- **Aim of the exercise**: Find every line containing the word "Softmax" and report the count, nothing more.

- **Supplied records**:
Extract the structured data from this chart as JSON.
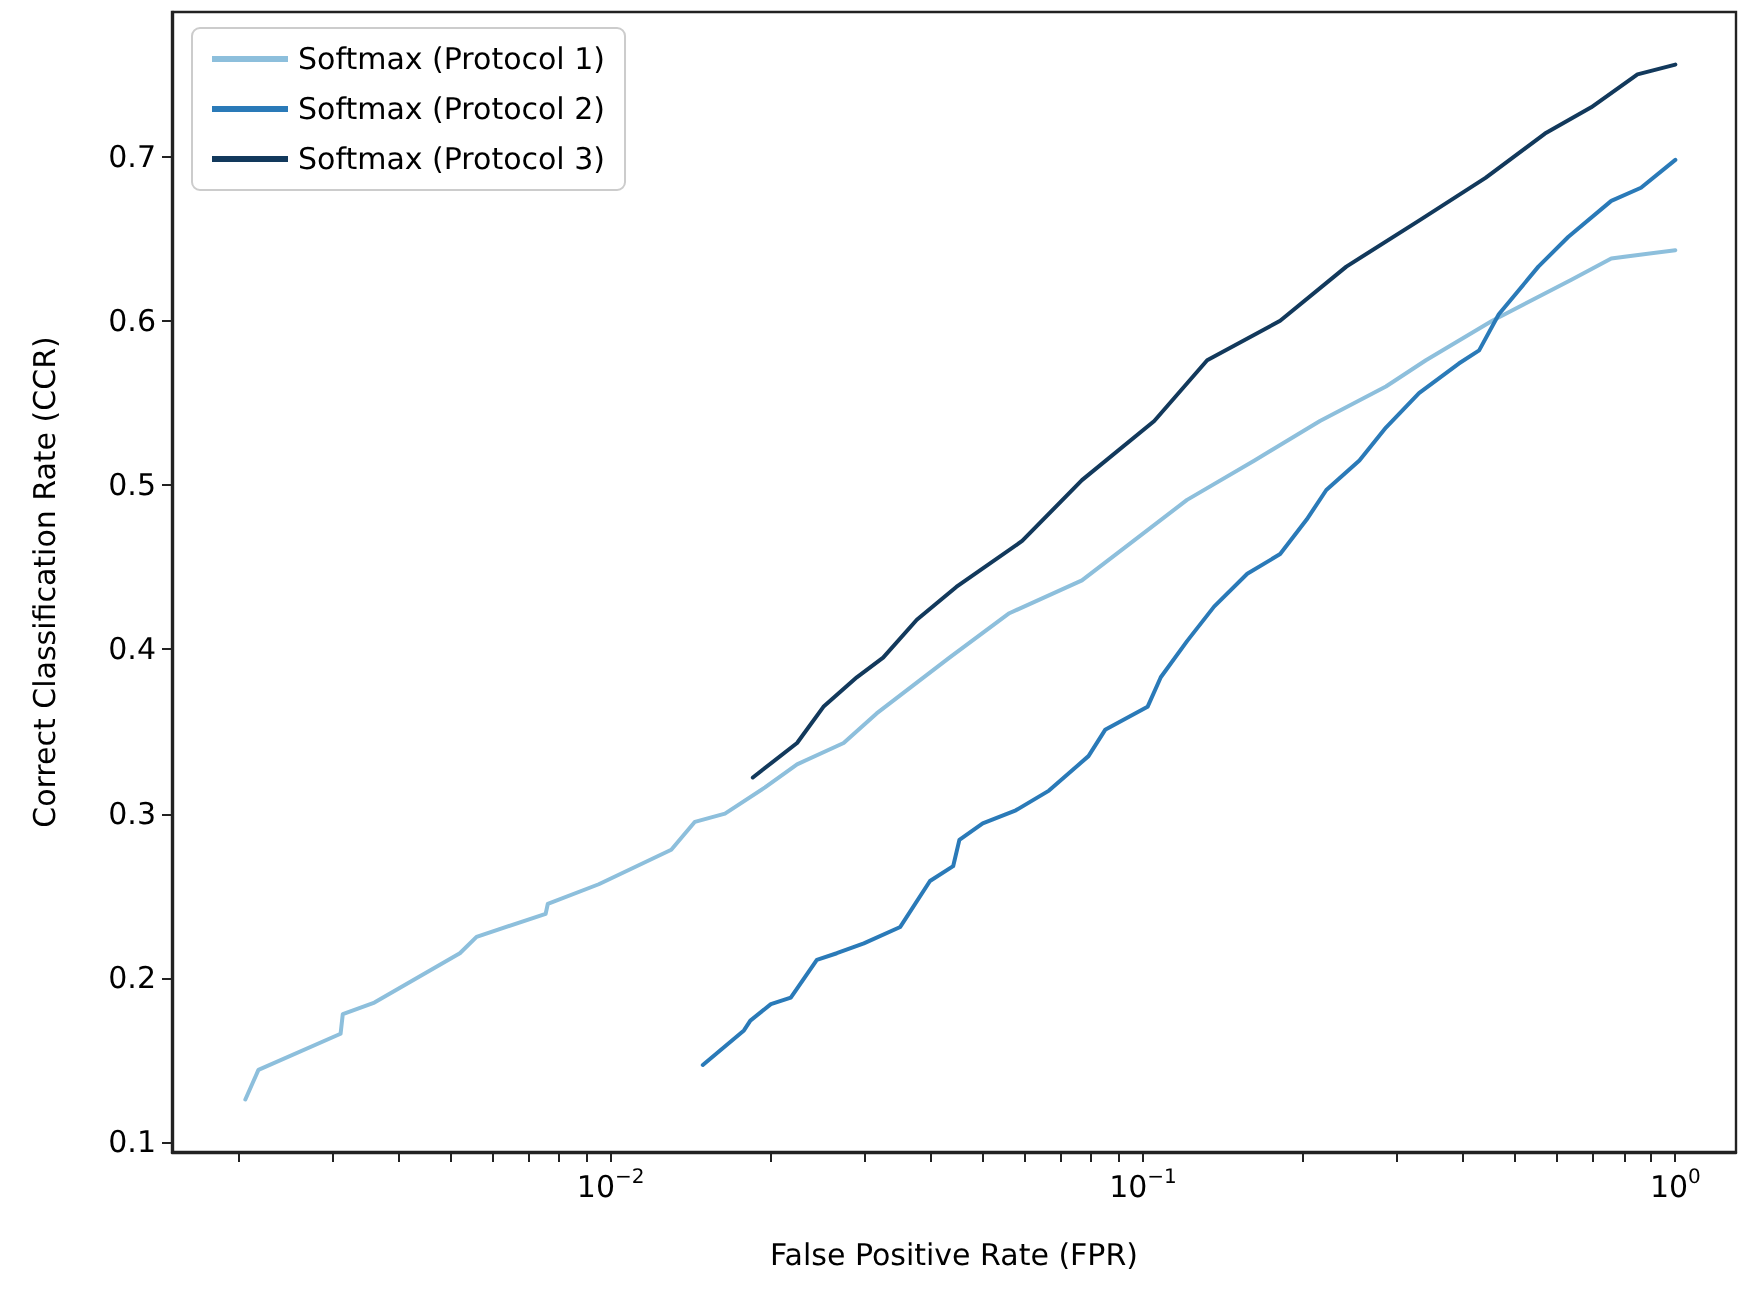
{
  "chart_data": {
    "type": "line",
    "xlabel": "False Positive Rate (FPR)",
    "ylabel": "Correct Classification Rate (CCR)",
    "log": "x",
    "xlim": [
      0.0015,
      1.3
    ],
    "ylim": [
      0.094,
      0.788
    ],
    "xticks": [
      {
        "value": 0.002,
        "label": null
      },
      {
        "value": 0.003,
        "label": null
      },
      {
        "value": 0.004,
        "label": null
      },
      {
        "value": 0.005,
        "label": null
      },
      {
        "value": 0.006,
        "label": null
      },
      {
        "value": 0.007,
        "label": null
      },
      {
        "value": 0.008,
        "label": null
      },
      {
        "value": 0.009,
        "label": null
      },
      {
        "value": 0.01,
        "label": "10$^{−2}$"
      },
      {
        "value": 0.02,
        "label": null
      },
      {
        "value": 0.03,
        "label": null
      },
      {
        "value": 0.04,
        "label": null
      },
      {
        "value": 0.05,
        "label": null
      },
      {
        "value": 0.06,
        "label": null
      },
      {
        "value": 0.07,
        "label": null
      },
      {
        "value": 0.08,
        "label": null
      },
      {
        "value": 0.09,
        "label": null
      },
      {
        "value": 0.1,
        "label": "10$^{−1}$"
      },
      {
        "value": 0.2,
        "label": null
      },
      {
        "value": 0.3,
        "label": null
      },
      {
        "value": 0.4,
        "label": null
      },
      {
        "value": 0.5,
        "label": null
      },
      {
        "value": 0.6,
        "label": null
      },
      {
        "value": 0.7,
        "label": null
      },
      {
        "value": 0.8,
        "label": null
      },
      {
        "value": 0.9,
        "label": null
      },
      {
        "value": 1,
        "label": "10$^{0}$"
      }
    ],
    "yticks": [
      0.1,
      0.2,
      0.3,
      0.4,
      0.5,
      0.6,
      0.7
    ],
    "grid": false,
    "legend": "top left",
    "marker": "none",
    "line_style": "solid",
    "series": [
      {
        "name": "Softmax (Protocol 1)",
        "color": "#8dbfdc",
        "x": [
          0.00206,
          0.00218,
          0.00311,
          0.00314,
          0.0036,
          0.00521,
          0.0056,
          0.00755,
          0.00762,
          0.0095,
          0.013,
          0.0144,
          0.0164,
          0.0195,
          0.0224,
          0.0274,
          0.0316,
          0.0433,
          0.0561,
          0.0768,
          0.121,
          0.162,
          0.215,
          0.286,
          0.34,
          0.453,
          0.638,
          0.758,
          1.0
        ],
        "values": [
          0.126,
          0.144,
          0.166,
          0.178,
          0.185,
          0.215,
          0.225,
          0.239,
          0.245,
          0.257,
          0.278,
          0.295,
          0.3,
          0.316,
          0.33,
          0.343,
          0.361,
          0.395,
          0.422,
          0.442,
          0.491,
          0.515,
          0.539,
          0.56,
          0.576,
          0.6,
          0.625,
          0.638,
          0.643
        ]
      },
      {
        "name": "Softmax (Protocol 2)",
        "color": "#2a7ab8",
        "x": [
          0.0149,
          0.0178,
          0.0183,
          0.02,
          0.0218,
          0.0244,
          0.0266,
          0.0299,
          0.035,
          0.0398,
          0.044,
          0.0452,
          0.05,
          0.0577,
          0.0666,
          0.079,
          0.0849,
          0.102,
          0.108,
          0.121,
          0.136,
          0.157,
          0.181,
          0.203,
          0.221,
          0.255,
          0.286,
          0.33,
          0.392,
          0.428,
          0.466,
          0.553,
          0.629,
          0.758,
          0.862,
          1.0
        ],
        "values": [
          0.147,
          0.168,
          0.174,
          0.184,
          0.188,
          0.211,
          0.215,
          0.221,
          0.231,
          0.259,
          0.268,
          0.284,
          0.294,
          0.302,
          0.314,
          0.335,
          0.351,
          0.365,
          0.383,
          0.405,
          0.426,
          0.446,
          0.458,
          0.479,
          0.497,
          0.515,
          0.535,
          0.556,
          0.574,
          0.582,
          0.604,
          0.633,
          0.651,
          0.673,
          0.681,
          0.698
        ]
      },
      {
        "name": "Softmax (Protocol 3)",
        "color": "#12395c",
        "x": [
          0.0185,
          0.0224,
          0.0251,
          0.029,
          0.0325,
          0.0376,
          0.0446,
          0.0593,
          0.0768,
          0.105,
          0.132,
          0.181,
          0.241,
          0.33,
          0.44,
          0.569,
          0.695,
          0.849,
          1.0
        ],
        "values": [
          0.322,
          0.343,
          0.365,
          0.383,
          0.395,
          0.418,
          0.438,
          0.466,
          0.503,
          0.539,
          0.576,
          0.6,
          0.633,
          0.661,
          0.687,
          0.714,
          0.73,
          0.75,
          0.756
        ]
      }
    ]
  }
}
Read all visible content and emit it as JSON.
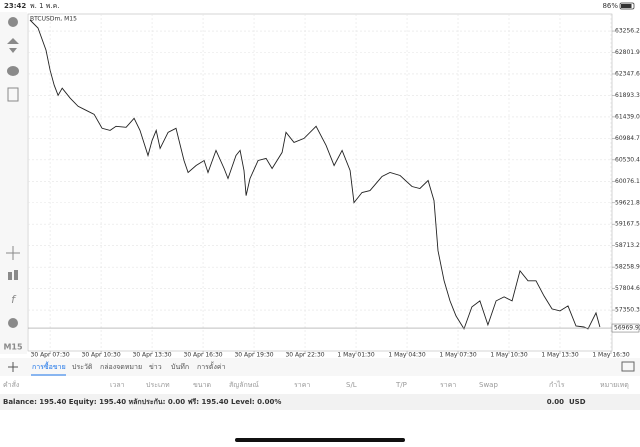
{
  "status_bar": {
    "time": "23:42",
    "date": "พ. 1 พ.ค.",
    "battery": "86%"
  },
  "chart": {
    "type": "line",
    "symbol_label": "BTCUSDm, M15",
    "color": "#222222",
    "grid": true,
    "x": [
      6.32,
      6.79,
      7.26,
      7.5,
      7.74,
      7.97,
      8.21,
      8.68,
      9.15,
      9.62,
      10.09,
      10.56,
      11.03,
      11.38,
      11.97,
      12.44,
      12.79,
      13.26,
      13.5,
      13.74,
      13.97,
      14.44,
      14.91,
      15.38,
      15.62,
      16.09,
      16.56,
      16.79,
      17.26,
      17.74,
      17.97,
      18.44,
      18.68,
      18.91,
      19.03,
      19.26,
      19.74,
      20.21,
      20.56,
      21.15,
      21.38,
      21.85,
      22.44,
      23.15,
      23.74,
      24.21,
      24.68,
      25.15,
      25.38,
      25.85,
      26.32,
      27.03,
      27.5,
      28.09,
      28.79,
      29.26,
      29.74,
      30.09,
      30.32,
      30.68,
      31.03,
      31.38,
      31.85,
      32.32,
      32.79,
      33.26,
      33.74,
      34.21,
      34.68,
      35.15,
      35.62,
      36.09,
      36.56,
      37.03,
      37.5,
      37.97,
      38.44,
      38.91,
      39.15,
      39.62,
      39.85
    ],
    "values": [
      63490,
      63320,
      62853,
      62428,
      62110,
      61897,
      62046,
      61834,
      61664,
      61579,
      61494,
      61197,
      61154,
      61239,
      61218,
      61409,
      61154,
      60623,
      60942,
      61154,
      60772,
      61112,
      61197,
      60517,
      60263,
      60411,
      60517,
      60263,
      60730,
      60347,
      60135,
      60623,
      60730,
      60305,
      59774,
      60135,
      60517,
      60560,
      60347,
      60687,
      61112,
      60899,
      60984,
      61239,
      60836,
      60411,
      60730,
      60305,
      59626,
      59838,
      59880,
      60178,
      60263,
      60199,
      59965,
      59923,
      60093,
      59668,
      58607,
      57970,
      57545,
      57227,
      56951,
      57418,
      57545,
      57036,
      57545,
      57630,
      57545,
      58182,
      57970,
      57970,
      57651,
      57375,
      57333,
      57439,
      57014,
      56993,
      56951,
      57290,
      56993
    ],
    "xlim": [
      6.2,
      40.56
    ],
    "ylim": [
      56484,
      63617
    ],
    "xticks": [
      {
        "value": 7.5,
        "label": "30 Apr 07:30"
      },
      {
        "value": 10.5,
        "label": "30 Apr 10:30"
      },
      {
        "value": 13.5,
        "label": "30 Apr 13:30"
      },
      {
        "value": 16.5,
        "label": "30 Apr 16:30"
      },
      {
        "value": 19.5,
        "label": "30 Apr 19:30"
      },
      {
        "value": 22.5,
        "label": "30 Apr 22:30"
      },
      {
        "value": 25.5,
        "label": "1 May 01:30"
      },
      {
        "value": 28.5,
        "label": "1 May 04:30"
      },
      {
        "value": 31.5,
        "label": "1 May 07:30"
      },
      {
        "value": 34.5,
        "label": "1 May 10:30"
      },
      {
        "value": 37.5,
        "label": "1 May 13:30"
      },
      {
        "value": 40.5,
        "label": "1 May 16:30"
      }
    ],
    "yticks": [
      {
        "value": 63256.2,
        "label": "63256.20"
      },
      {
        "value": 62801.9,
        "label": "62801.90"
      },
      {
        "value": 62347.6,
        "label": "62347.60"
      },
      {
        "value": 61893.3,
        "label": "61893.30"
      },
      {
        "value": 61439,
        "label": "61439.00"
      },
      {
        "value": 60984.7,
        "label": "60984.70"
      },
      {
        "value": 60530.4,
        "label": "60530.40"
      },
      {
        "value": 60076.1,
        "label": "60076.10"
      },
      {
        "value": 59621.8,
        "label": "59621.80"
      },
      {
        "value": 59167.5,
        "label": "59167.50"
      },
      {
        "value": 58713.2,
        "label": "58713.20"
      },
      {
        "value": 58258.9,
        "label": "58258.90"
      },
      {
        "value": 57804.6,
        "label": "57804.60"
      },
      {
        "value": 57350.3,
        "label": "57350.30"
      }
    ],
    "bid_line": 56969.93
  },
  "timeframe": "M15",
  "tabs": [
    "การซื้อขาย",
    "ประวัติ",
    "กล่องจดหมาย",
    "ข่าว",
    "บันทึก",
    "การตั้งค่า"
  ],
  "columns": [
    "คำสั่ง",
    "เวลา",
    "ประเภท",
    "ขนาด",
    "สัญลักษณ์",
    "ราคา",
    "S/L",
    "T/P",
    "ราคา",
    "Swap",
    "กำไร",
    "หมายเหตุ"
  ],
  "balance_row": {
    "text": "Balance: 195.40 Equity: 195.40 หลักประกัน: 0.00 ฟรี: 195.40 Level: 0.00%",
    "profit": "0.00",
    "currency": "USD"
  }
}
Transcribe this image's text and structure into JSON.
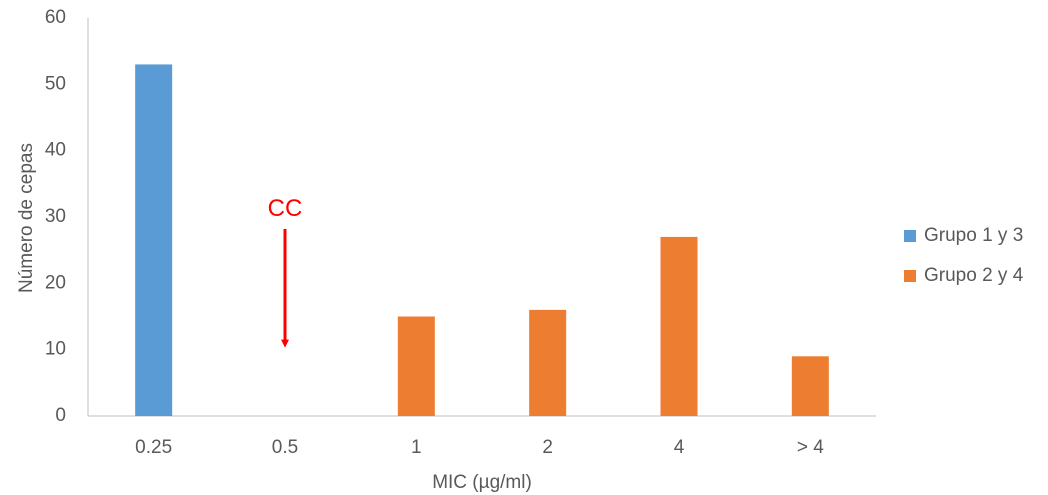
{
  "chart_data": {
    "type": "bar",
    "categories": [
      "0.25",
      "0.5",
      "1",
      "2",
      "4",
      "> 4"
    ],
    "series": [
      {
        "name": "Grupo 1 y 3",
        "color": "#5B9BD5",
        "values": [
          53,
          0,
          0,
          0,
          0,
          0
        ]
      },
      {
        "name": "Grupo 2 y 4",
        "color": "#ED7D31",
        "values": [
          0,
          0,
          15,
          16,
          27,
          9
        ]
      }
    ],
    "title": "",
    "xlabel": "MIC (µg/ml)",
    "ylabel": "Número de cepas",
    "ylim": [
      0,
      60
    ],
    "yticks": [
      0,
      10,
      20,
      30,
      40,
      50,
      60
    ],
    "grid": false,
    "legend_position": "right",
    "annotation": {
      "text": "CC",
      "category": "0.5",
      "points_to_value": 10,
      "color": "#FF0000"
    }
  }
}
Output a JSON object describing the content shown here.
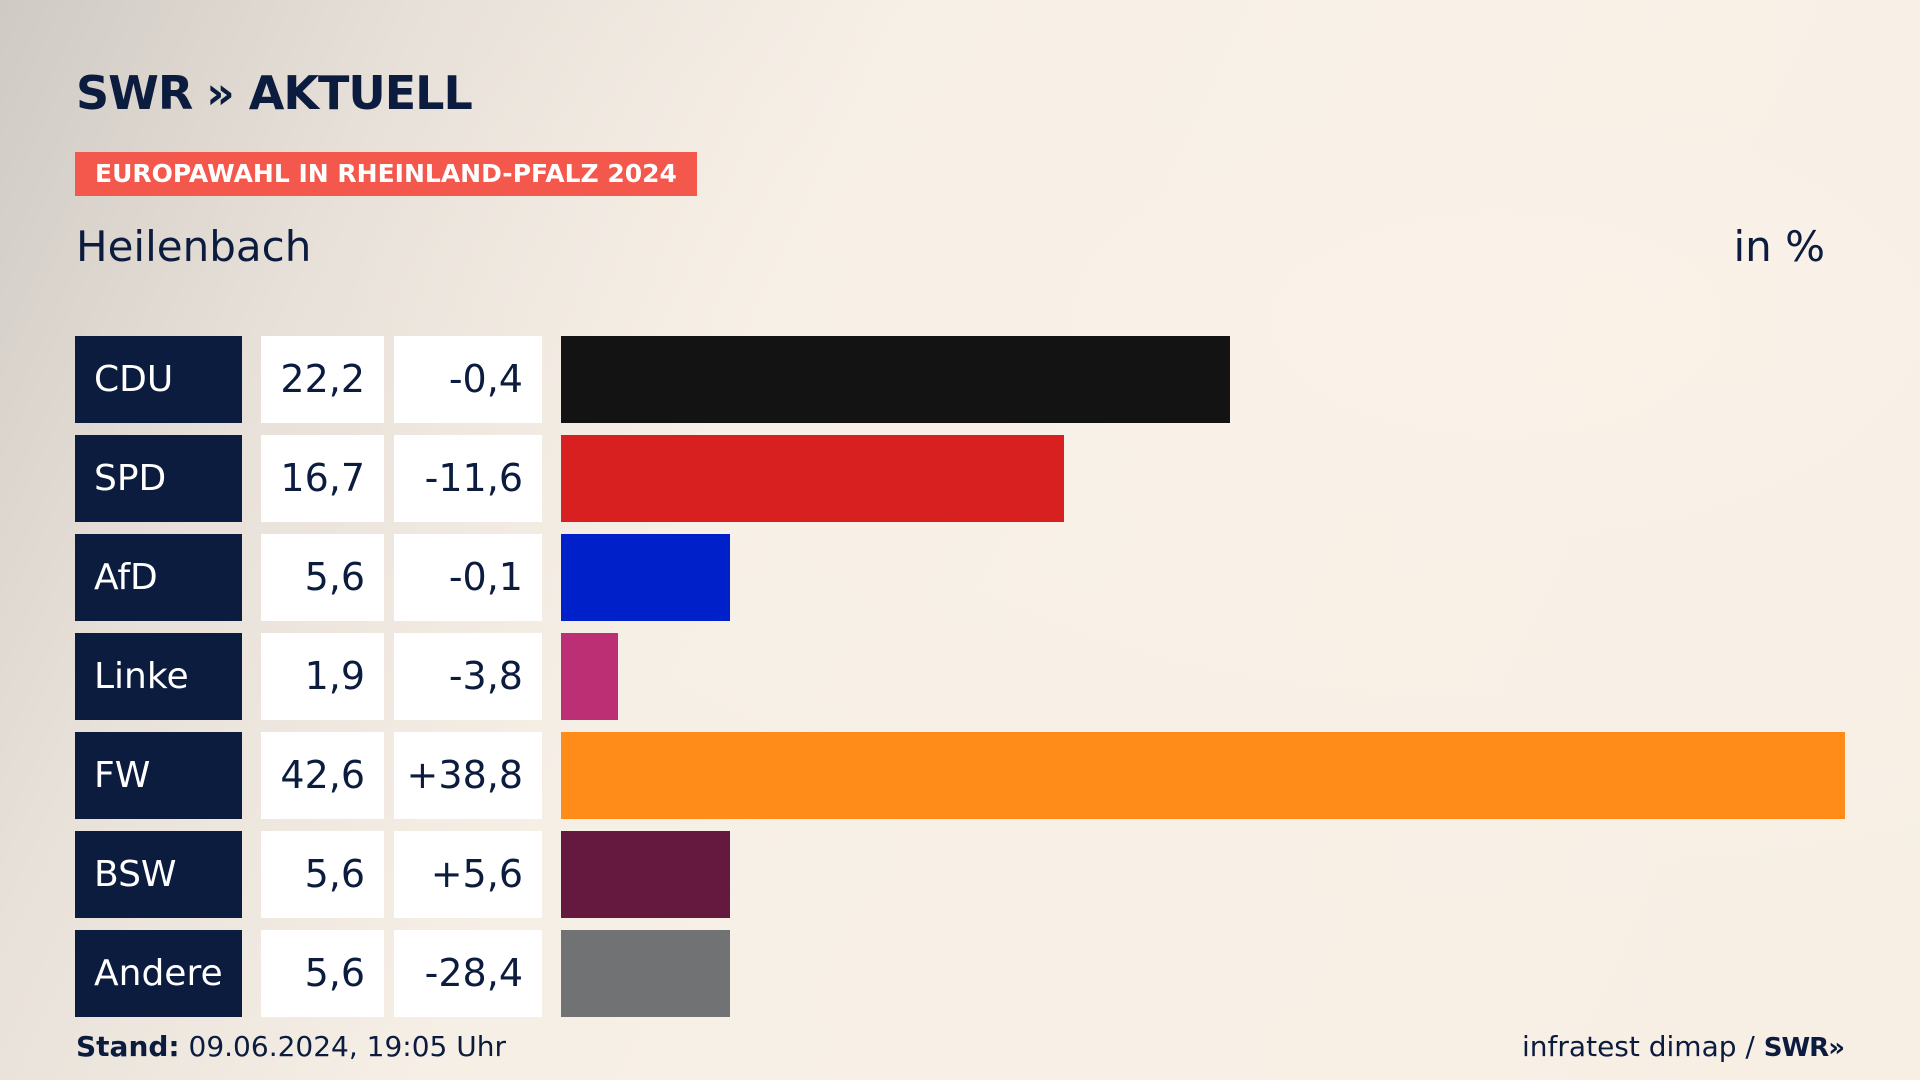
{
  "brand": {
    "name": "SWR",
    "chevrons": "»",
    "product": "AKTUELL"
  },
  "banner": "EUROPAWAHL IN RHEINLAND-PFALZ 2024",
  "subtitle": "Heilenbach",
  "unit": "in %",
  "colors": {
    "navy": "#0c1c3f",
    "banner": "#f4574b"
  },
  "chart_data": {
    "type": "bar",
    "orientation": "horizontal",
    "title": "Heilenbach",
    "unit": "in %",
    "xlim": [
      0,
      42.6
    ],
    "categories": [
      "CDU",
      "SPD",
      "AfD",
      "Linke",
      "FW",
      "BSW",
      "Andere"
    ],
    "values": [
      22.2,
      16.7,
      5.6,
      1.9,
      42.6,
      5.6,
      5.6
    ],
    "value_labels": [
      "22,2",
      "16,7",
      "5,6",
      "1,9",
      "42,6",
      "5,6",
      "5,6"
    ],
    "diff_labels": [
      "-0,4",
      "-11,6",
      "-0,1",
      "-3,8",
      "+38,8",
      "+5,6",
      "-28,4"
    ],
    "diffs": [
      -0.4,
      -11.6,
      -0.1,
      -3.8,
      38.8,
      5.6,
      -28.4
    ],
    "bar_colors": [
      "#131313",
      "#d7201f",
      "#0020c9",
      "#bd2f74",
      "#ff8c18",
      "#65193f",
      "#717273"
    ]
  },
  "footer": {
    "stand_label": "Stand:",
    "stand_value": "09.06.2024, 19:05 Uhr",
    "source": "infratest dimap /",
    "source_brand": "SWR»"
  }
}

- **Finished task**: 3